### TASK INSTRUCTIONS
- A) Output the portion of the text about the CHILD organization, starting at "American nonprofit organization" and ending at "in related cases.".
- B) According to the text about the CHILD organization, during which years did it operate?

### PAGE EXTRACT

____________

American nonprofit organization

Children's Healthcare Is a Legal Duty (CHILD) was from 1983 to 2017 an American nonprofit membership organization that worked to stop child abuse and neglect based on religious beliefs, cultural traditions, and quackery. CHILD opposed religious exemptions from child health and safety laws. These exemptions have been used as a defense in criminal cases when parents have withheld lifesaving medical care on religious grounds. These exemptions also have discouraged reporting and investigation of religion-based medical neglect of children and spawned many outbreaks of vaccine-preventable diseases and deaths. CHILD publicized the ideological abuse and neglect of children, lobbied for equal protection laws for children, and filed lawsuits and amicus curiae briefs in related cases.

____________

### PROVIDED RECORDS
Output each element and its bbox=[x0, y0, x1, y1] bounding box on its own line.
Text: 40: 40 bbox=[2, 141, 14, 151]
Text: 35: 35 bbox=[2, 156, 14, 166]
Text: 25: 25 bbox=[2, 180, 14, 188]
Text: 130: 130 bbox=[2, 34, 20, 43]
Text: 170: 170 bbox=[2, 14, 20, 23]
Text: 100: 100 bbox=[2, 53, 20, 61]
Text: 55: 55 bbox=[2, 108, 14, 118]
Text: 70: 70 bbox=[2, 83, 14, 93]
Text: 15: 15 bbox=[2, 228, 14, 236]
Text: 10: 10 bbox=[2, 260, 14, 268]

____________

### SOLVED TASKS
- A)
American nonprofit organization

Children's Healthcare Is a Legal Duty (CHILD) was from 1983 to 2017 an American nonprofit membership organization that worked to stop child abuse and neglect based on religious beliefs, cultural traditions, and quackery. CHILD opposed religious exemptions from child health and safety laws. These exemptions have been used as a defense in criminal cases when parents have withheld lifesaving medical care on religious grounds. These exemptions also have discouraged reporting and investigation of religion-based medical neglect of children and spawned many outbreaks of vaccine-preventable diseases and deaths. CHILD publicized the ideological abuse and neglect of children, lobbied for equal protection laws for children, and filed lawsuits and amicus curiae briefs in related cases.

- B) From 1983 to 2017.